#### [Data for processing]
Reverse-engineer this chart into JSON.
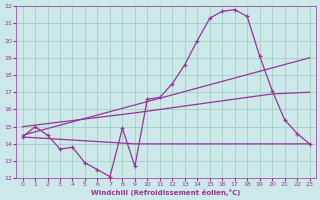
{
  "xlabel": "Windchill (Refroidissement éolien,°C)",
  "xlim": [
    0,
    23
  ],
  "ylim": [
    12,
    22
  ],
  "yticks": [
    12,
    13,
    14,
    15,
    16,
    17,
    18,
    19,
    20,
    21,
    22
  ],
  "xticks": [
    0,
    1,
    2,
    3,
    4,
    5,
    6,
    7,
    8,
    9,
    10,
    11,
    12,
    13,
    14,
    15,
    16,
    17,
    18,
    19,
    20,
    21,
    22,
    23
  ],
  "bg_color": "#cce8e8",
  "line_color": "#993399",
  "grid_color": "#99ccbb",
  "line1_x": [
    0,
    1,
    2,
    3,
    4,
    5,
    6,
    7,
    8,
    9,
    10,
    11,
    12,
    13,
    14,
    15,
    16,
    17,
    18,
    19,
    20,
    21,
    22,
    23
  ],
  "line1_y": [
    14.4,
    15.0,
    14.5,
    13.7,
    13.8,
    12.9,
    12.5,
    12.1,
    14.9,
    12.7,
    16.6,
    16.7,
    17.5,
    18.6,
    20.0,
    21.3,
    21.7,
    21.8,
    21.4,
    19.1,
    17.1,
    15.4,
    14.6,
    14.0
  ],
  "line2_x": [
    0,
    23
  ],
  "line2_y": [
    14.5,
    19.0
  ],
  "line3_x": [
    0,
    9,
    20,
    23
  ],
  "line3_y": [
    15.0,
    15.8,
    16.9,
    17.0
  ],
  "line4_x": [
    0,
    9,
    19,
    20,
    21,
    22,
    23
  ],
  "line4_y": [
    14.4,
    14.0,
    14.0,
    14.0,
    14.0,
    14.0,
    14.0
  ]
}
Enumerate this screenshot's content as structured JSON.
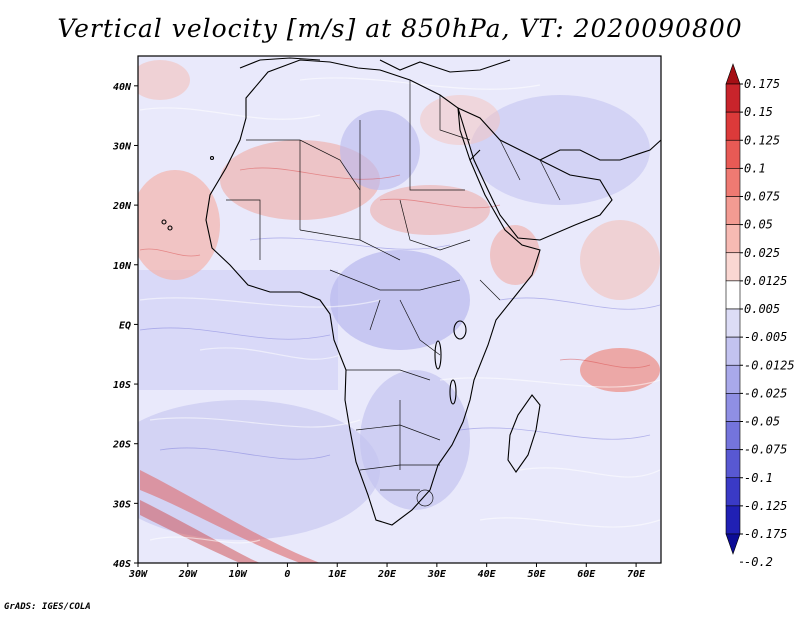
{
  "title": "Vertical velocity [m/s] at 850hPa, VT: 2020090800",
  "credit": "GrADS: IGES/COLA",
  "map": {
    "lon_range": [
      -30,
      75
    ],
    "lat_range": [
      -40,
      45
    ],
    "x_ticks": [
      "30W",
      "20W",
      "10W",
      "0",
      "10E",
      "20E",
      "30E",
      "40E",
      "50E",
      "60E",
      "70E"
    ],
    "x_tick_values": [
      -30,
      -20,
      -10,
      0,
      10,
      20,
      30,
      40,
      50,
      60,
      70
    ],
    "y_ticks": [
      "40N",
      "30N",
      "20N",
      "10N",
      "EQ",
      "10S",
      "20S",
      "30S",
      "40S"
    ],
    "y_tick_values": [
      40,
      30,
      20,
      10,
      0,
      -10,
      -20,
      -30,
      -40
    ]
  },
  "colorbar": {
    "labels": [
      "0.175",
      "0.15",
      "0.125",
      "0.1",
      "0.075",
      "0.05",
      "0.025",
      "0.0125",
      "0.005",
      "-0.005",
      "-0.0125",
      "-0.025",
      "-0.05",
      "-0.075",
      "-0.1",
      "-0.125",
      "-0.175",
      "-0.2"
    ],
    "colors": [
      "#a50f15",
      "#c8242b",
      "#dc3a3a",
      "#e85a55",
      "#ef7a72",
      "#f39b92",
      "#f7bab3",
      "#fad7d2",
      "#ffffff",
      "#dcdcf6",
      "#c3c3f0",
      "#a9a9ea",
      "#8f8fe4",
      "#7474dc",
      "#5858d2",
      "#3a3ac6",
      "#2020b4",
      "#0c0c96"
    ]
  }
}
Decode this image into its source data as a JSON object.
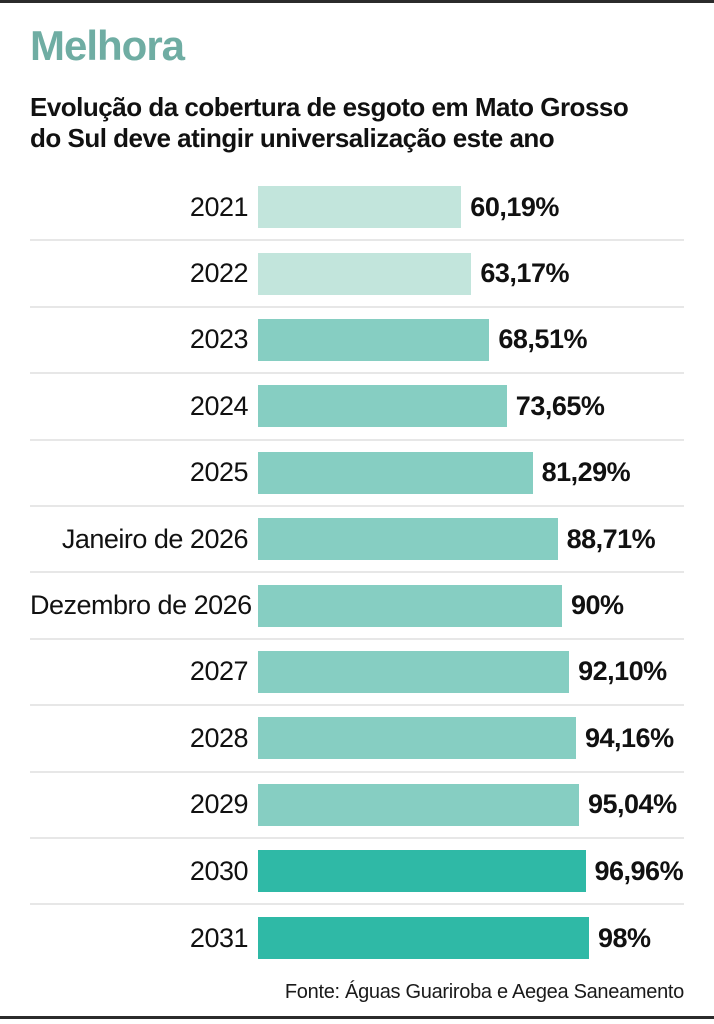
{
  "header": {
    "title": "Melhora",
    "subtitle_line1": "Evolução da cobertura de esgoto em Mato Grosso",
    "subtitle_line2": "do Sul deve atingir universalização este ano"
  },
  "footer": {
    "source": "Fonte: Águas Guariroba e Aegea Saneamento"
  },
  "colors": {
    "title": "#6fada3",
    "bar_light": "#c2e5dc",
    "bar_medium": "#86cec2",
    "bar_dark": "#2fb9a6",
    "divider": "#e7e7e7",
    "rule": "#2b2b2b"
  },
  "chart_data": {
    "type": "bar",
    "orientation": "horizontal",
    "title": "Melhora",
    "subtitle": "Evolução da cobertura de esgoto em Mato Grosso do Sul deve atingir universalização este ano",
    "categories": [
      "2021",
      "2022",
      "2023",
      "2024",
      "2025",
      "Janeiro de 2026",
      "Dezembro de 2026",
      "2027",
      "2028",
      "2029",
      "2030",
      "2031"
    ],
    "values": [
      60.19,
      63.17,
      68.51,
      73.65,
      81.29,
      88.71,
      90,
      92.1,
      94.16,
      95.04,
      96.96,
      98
    ],
    "value_labels": [
      "60,19%",
      "63,17%",
      "68,51%",
      "73,65%",
      "81,29%",
      "88,71%",
      "90%",
      "92,10%",
      "94,16%",
      "95,04%",
      "96,96%",
      "98%"
    ],
    "bar_tiers": [
      "light",
      "light",
      "medium",
      "medium",
      "medium",
      "medium",
      "medium",
      "medium",
      "medium",
      "medium",
      "dark",
      "dark"
    ],
    "xlim": [
      0,
      98
    ],
    "xlabel": "",
    "ylabel": "",
    "grid": false,
    "legend": false,
    "value_labels_position": "right-of-bar",
    "source": "Fonte: Águas Guariroba e Aegea Saneamento"
  }
}
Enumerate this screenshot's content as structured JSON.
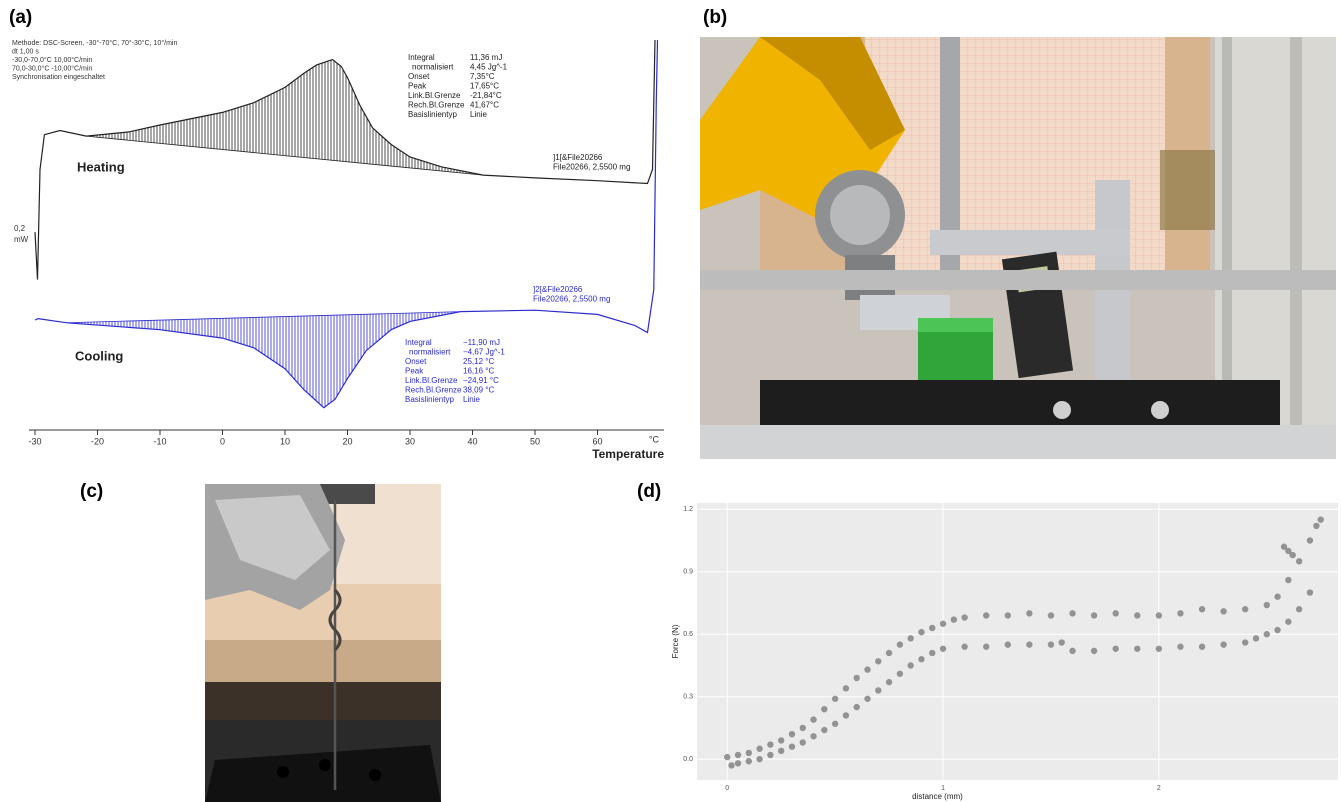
{
  "panel_labels": [
    "(a)",
    "(b)",
    "(c)",
    "(d)"
  ],
  "chart_data": [
    {
      "type": "line",
      "method": [
        "Methode: DSC-Screen, -30°-70°C, 70°-30°C, 10°/min",
        "dt 1,00 s",
        "-30,0-70,0°C 10,00°C/min",
        "70,0-30,0°C -10,00°C/min",
        "Synchronisation eingeschaltet"
      ],
      "xlabel": "Temperature",
      "xunit": "°C",
      "scale_label": [
        "0,2",
        "mW"
      ],
      "xlim": [
        -30,
        70
      ],
      "xticks": [
        -30,
        -20,
        -10,
        0,
        10,
        20,
        30,
        40,
        50,
        60
      ],
      "ylim": [
        -1.4,
        1.4
      ],
      "series": [
        {
          "name": "Heating",
          "color": "#222222",
          "file_label": [
            "]1[&File20266",
            "File20266, 2,5500 mg"
          ],
          "table": [
            [
              "Integral",
              "11,36 mJ"
            ],
            [
              "normalisiert",
              "4,45 Jg^-1"
            ],
            [
              "Onset",
              "7,35°C"
            ],
            [
              "Peak",
              "17,65°C"
            ],
            [
              "Link.Bl.Grenze",
              "-21,84°C"
            ],
            [
              "Rech.Bl.Grenze",
              "41,67°C"
            ],
            [
              "Basislinientyp",
              "Linie"
            ]
          ],
          "x": [
            -30,
            -29.6,
            -29.2,
            -28.5,
            -26,
            -21.8,
            -15,
            -10,
            0,
            5,
            10,
            13,
            15,
            17.6,
            19,
            20,
            22,
            24,
            27,
            30,
            35,
            41.7,
            50,
            60,
            68,
            68.8,
            69.2
          ],
          "values": [
            0.02,
            -0.32,
            0.47,
            0.72,
            0.75,
            0.71,
            0.74,
            0.79,
            0.88,
            0.95,
            1.06,
            1.16,
            1.22,
            1.26,
            1.21,
            1.13,
            0.93,
            0.77,
            0.65,
            0.56,
            0.49,
            0.43,
            0.41,
            0.39,
            0.37,
            0.47,
            1.4
          ]
        },
        {
          "name": "Cooling",
          "color": "#2b2bd0",
          "file_label": [
            "]2[&File20266",
            "File20266, 2,5500 mg"
          ],
          "table": [
            [
              "Integral",
              "−11,90 mJ"
            ],
            [
              "normalisiert",
              "−4,67 Jg^-1"
            ],
            [
              "Onset",
              "25,12 °C"
            ],
            [
              "Peak",
              "16,16 °C"
            ],
            [
              "Link.Bl.Grenze",
              "−24,91 °C"
            ],
            [
              "Rech.Bl.Grenze",
              "38,09 °C"
            ],
            [
              "Basislinientyp",
              "Linie"
            ]
          ],
          "x": [
            -30,
            -29.5,
            -24.9,
            -10,
            0,
            5,
            10,
            13,
            16.2,
            18,
            20,
            23,
            27,
            30,
            38.1,
            50,
            60,
            66,
            68,
            69,
            69.4,
            69.6
          ],
          "values": [
            -0.61,
            -0.6,
            -0.63,
            -0.68,
            -0.74,
            -0.81,
            -0.96,
            -1.11,
            -1.24,
            -1.18,
            -1.03,
            -0.83,
            -0.68,
            -0.62,
            -0.55,
            -0.54,
            -0.57,
            -0.65,
            -0.7,
            -0.39,
            0.97,
            1.4
          ]
        }
      ]
    },
    {
      "type": "scatter",
      "xlabel": "distance (mm)",
      "ylabel": "Force (N)",
      "xlim": [
        -0.14,
        2.83
      ],
      "xticks": [
        0,
        1,
        2
      ],
      "ylim": [
        -0.1,
        1.23
      ],
      "yticks": [
        {
          "value": 0,
          "label": "0.0"
        },
        0.3,
        0.6,
        0.9,
        1.2
      ],
      "grid": true,
      "color": "#8a8a8a",
      "x": [
        0.0,
        0.05,
        0.1,
        0.15,
        0.2,
        0.25,
        0.3,
        0.35,
        0.4,
        0.45,
        0.5,
        0.55,
        0.6,
        0.65,
        0.7,
        0.75,
        0.8,
        0.85,
        0.9,
        0.95,
        1.0,
        1.05,
        1.1,
        1.2,
        1.3,
        1.4,
        1.5,
        1.6,
        1.7,
        1.8,
        1.9,
        2.0,
        2.1,
        2.2,
        2.3,
        2.4,
        2.5,
        2.55,
        2.6,
        2.65,
        2.7,
        2.73,
        2.75,
        2.7,
        2.65,
        2.6,
        2.55,
        2.5,
        2.45,
        2.4,
        2.3,
        2.2,
        2.1,
        2.0,
        1.9,
        1.8,
        1.7,
        1.6,
        1.55,
        1.5,
        1.4,
        1.3,
        1.2,
        1.1,
        1.0,
        0.95,
        0.9,
        0.85,
        0.8,
        0.75,
        0.7,
        0.65,
        0.6,
        0.55,
        0.5,
        0.45,
        0.4,
        0.35,
        0.3,
        0.25,
        0.2,
        0.15,
        0.1,
        0.05,
        0.02,
        2.58,
        2.6,
        2.62
      ],
      "values": [
        0.01,
        0.02,
        0.03,
        0.05,
        0.07,
        0.09,
        0.12,
        0.15,
        0.19,
        0.24,
        0.29,
        0.34,
        0.39,
        0.43,
        0.47,
        0.51,
        0.55,
        0.58,
        0.61,
        0.63,
        0.65,
        0.67,
        0.68,
        0.69,
        0.69,
        0.7,
        0.69,
        0.7,
        0.69,
        0.7,
        0.69,
        0.69,
        0.7,
        0.72,
        0.71,
        0.72,
        0.74,
        0.78,
        0.86,
        0.95,
        1.05,
        1.12,
        1.15,
        0.8,
        0.72,
        0.66,
        0.62,
        0.6,
        0.58,
        0.56,
        0.55,
        0.54,
        0.54,
        0.53,
        0.53,
        0.53,
        0.52,
        0.52,
        0.56,
        0.55,
        0.55,
        0.55,
        0.54,
        0.54,
        0.53,
        0.51,
        0.48,
        0.45,
        0.41,
        0.37,
        0.33,
        0.29,
        0.25,
        0.21,
        0.17,
        0.14,
        0.11,
        0.08,
        0.06,
        0.04,
        0.02,
        0.0,
        -0.01,
        -0.02,
        -0.03,
        1.02,
        1.0,
        0.98
      ]
    }
  ]
}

#### [Your task]
Sift the material for lines with the string "Mato". Copy each one found.

#### [Response to this task]
    "subtitle_line1": "Evolução da cobertura de esgoto em Mato Grosso",
    "subtitle": "Evolução da cobertura de esgoto em Mato Grosso do Sul deve atingir universalização este ano",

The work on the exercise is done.